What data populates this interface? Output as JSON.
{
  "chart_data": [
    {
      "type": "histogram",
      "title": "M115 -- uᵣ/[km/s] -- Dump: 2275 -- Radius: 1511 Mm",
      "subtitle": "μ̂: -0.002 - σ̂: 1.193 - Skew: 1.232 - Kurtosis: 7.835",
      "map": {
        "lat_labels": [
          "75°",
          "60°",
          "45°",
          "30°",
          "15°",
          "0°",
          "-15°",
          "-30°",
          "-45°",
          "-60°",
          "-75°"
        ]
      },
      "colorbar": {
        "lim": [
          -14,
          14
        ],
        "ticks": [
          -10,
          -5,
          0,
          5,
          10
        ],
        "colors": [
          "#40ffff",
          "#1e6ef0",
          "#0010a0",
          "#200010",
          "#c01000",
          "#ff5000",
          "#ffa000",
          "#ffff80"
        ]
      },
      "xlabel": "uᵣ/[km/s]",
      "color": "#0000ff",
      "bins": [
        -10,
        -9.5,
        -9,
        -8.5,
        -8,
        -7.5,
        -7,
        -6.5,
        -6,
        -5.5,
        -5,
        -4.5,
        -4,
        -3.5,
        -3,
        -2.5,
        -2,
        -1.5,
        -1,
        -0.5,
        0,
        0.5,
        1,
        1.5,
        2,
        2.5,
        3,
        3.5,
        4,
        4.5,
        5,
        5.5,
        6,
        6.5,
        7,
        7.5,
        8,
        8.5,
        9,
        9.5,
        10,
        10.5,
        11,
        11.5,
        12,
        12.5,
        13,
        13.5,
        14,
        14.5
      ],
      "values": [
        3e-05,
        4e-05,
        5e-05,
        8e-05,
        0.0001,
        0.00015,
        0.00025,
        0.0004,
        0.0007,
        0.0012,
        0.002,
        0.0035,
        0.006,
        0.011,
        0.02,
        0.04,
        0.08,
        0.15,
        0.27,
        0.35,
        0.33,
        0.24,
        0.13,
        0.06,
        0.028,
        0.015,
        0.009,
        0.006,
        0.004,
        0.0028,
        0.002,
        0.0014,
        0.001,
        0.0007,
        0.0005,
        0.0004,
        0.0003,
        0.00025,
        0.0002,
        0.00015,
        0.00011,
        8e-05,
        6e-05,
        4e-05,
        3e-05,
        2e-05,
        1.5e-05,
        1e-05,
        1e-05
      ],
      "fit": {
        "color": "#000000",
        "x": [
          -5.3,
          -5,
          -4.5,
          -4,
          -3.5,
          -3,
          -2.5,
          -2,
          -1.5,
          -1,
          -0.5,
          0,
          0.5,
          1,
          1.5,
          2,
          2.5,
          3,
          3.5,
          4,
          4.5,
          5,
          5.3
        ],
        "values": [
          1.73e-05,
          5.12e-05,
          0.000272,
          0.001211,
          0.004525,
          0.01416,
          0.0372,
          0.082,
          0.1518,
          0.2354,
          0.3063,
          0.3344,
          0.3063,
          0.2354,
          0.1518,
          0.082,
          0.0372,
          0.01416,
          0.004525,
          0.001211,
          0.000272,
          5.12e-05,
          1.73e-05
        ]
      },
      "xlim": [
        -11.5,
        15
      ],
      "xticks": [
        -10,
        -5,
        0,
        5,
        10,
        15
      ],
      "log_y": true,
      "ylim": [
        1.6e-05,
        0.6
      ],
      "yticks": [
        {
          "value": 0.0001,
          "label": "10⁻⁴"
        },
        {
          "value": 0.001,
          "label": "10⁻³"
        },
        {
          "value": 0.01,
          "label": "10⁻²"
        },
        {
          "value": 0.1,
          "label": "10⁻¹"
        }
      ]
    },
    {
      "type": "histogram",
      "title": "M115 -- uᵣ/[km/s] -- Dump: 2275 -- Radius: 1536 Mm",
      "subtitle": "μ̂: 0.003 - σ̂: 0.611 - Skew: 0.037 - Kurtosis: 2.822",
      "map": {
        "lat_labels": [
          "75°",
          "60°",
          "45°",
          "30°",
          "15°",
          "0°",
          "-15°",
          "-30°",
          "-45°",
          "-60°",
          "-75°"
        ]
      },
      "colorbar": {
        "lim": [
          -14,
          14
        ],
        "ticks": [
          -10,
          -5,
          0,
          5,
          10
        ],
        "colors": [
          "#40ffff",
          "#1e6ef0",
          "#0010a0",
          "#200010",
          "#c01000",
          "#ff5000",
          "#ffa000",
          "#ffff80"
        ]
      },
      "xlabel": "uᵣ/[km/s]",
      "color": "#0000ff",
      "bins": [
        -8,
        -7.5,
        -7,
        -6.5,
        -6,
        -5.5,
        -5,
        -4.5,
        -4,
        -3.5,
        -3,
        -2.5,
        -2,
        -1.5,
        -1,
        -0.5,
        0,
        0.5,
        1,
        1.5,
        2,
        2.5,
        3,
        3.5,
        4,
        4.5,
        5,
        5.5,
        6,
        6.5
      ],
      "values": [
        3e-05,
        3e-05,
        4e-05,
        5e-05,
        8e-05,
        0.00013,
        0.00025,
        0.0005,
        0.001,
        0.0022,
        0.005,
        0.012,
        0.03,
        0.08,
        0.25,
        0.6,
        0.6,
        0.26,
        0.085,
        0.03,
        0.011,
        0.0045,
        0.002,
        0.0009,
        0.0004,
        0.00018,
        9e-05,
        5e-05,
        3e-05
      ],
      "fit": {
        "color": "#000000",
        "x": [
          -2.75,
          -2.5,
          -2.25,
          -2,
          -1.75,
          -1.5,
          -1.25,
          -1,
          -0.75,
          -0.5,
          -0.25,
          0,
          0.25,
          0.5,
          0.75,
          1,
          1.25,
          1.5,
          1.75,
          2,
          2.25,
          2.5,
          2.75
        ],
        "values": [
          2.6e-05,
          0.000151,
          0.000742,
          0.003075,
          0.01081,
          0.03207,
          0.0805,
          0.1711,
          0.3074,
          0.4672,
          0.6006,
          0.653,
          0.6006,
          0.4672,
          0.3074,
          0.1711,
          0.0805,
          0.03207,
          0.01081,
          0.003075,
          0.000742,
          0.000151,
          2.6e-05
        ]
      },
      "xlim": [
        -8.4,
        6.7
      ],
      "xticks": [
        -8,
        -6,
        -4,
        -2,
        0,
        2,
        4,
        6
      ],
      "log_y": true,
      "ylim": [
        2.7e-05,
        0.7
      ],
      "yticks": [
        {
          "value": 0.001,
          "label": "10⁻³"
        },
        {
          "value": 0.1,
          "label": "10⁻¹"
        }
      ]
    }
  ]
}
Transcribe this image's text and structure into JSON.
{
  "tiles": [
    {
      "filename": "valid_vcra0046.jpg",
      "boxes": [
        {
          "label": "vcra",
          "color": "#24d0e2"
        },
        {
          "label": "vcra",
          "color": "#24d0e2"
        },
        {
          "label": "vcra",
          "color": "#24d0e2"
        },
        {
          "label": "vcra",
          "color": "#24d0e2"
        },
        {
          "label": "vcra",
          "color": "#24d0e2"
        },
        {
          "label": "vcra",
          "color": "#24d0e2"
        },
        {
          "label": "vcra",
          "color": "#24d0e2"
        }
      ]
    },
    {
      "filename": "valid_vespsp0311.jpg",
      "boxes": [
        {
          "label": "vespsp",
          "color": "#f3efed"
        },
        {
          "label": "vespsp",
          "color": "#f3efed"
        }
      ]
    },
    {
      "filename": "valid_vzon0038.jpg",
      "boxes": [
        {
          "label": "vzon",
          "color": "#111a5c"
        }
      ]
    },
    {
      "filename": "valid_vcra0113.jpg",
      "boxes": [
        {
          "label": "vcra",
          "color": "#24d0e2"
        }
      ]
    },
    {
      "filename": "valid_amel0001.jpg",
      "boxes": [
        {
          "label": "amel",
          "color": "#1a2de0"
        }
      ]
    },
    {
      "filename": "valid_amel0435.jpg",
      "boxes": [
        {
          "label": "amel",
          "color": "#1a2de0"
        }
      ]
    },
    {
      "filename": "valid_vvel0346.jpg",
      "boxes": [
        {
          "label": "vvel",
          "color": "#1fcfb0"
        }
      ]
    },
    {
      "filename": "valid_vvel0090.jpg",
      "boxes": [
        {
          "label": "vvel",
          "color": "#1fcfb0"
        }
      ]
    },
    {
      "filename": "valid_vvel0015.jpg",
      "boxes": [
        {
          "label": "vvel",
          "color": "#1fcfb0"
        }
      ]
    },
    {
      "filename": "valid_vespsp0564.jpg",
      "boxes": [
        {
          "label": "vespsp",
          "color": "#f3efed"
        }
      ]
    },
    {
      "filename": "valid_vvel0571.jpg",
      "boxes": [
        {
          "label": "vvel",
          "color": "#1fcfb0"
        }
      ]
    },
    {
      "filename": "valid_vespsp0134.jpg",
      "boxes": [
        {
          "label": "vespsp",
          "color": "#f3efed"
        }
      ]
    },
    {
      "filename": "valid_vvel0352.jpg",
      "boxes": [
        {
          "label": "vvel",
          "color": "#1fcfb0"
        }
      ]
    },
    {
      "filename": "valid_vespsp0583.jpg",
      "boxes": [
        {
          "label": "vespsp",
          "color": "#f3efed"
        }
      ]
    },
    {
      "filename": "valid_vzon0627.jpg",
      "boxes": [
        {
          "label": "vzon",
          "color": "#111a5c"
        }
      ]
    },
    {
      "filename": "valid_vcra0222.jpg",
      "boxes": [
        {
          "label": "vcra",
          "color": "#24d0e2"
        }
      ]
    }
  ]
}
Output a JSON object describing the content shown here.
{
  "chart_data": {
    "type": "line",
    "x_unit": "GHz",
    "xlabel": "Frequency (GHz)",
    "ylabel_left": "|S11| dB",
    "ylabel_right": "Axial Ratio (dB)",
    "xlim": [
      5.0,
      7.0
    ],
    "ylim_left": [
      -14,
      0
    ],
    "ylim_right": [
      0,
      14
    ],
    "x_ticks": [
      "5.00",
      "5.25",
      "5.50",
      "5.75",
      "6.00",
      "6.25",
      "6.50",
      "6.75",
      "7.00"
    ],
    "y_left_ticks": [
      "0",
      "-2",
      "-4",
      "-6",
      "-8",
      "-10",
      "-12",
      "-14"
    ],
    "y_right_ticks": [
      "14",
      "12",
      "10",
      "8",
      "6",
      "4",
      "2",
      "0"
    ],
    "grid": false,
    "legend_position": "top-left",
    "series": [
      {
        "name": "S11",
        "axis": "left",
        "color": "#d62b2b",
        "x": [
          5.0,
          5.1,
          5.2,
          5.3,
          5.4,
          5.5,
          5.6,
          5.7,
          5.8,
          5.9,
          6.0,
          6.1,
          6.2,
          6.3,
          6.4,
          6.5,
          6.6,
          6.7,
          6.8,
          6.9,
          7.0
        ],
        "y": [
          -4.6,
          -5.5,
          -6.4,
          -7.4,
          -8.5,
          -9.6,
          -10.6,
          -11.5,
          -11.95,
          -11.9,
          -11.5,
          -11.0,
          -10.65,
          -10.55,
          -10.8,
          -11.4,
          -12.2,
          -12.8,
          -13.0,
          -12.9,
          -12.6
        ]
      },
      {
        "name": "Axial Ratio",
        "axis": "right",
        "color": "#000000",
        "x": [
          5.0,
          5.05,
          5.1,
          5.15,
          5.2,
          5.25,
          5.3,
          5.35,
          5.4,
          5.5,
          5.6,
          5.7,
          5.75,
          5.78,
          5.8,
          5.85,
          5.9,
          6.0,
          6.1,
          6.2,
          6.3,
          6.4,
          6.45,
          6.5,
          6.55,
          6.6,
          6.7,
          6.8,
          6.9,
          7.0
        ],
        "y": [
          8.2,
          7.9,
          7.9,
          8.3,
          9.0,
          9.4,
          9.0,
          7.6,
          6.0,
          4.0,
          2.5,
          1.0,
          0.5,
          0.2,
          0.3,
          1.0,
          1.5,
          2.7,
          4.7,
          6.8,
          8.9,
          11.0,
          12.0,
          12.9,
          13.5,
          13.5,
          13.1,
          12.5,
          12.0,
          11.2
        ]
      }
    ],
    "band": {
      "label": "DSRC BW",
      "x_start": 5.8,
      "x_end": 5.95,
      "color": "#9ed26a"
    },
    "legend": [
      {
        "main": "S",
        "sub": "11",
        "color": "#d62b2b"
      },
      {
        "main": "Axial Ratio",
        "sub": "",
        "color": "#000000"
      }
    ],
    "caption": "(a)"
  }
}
——————
To do
Among the lines of the data, identify those with the word "Kurtosis". Copy each of them.

Result of the exercise
      "subtitle": "μ̂: -0.002 - σ̂: 1.193 - Skew: 1.232 - Kurtosis: 7.835",
      "subtitle": "μ̂: 0.003 - σ̂: 0.611 - Skew: 0.037 - Kurtosis: 2.822",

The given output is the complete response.